[Begin Data provided]

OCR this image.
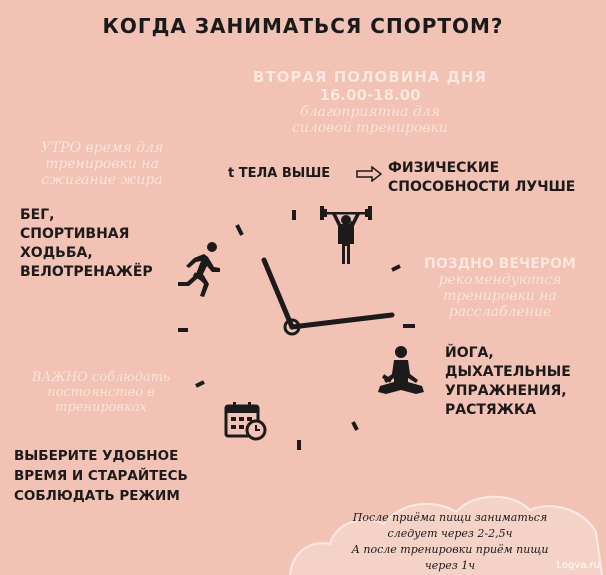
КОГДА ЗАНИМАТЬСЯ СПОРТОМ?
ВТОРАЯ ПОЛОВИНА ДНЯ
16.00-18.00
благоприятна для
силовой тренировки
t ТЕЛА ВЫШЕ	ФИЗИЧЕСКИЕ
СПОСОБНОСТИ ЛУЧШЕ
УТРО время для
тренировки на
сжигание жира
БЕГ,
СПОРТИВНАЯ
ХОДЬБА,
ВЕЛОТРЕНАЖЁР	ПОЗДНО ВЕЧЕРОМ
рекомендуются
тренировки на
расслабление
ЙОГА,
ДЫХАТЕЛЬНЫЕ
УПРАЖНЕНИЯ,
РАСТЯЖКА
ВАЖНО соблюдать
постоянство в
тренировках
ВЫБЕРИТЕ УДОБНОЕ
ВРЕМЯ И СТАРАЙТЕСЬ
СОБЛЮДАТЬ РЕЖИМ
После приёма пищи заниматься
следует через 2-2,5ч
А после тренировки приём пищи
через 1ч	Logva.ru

[End Data provided]
[Begin Data provided]

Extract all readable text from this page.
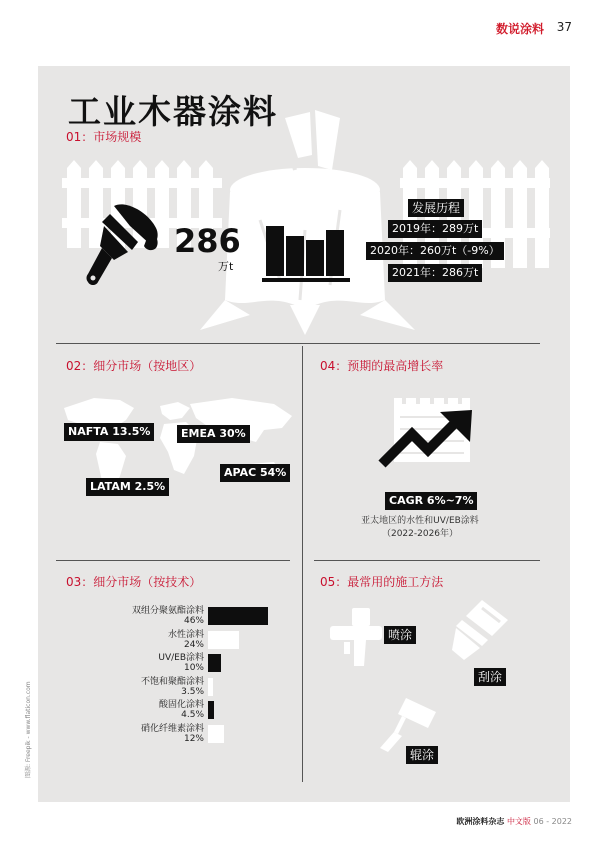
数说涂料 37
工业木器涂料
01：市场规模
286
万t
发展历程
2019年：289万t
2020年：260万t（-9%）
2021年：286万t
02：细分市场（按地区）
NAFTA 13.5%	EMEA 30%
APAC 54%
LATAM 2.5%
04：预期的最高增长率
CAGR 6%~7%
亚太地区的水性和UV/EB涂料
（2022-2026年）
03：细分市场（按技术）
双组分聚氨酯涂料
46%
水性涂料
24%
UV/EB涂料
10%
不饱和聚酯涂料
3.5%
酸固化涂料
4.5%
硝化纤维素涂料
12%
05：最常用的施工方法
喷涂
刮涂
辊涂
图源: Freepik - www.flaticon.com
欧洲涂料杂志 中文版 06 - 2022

[End Data provided]
[Begin Data provided]

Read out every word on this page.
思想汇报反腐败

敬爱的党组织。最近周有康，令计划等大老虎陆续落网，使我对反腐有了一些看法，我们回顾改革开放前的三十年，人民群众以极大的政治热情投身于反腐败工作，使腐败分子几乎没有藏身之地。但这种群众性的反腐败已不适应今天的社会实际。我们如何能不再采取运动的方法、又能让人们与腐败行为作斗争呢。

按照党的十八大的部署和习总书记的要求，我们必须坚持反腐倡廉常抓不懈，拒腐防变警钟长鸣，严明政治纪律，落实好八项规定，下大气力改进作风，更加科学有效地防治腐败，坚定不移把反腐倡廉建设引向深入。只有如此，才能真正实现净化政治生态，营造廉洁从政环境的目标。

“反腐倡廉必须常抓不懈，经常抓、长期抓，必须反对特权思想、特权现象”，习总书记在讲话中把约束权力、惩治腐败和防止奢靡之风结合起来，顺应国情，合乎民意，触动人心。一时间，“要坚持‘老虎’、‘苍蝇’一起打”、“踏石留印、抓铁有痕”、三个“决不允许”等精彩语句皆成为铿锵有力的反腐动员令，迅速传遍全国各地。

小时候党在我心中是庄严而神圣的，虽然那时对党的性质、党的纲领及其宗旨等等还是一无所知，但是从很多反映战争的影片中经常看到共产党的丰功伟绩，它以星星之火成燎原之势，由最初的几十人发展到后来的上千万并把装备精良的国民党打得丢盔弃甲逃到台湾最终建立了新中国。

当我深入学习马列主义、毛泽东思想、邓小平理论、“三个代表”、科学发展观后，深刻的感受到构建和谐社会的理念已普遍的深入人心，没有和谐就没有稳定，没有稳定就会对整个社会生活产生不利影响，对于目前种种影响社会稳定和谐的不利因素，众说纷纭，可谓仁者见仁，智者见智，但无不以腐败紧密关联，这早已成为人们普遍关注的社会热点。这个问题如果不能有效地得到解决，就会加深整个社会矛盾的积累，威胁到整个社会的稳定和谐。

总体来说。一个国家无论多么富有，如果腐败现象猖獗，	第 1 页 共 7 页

[End Data provided]

● Exercise requirements
Copy every line of the material in which the word "this" occurs.

● Answer
OCR this image.
Extract all readable text from this page.
Read out every word on this page.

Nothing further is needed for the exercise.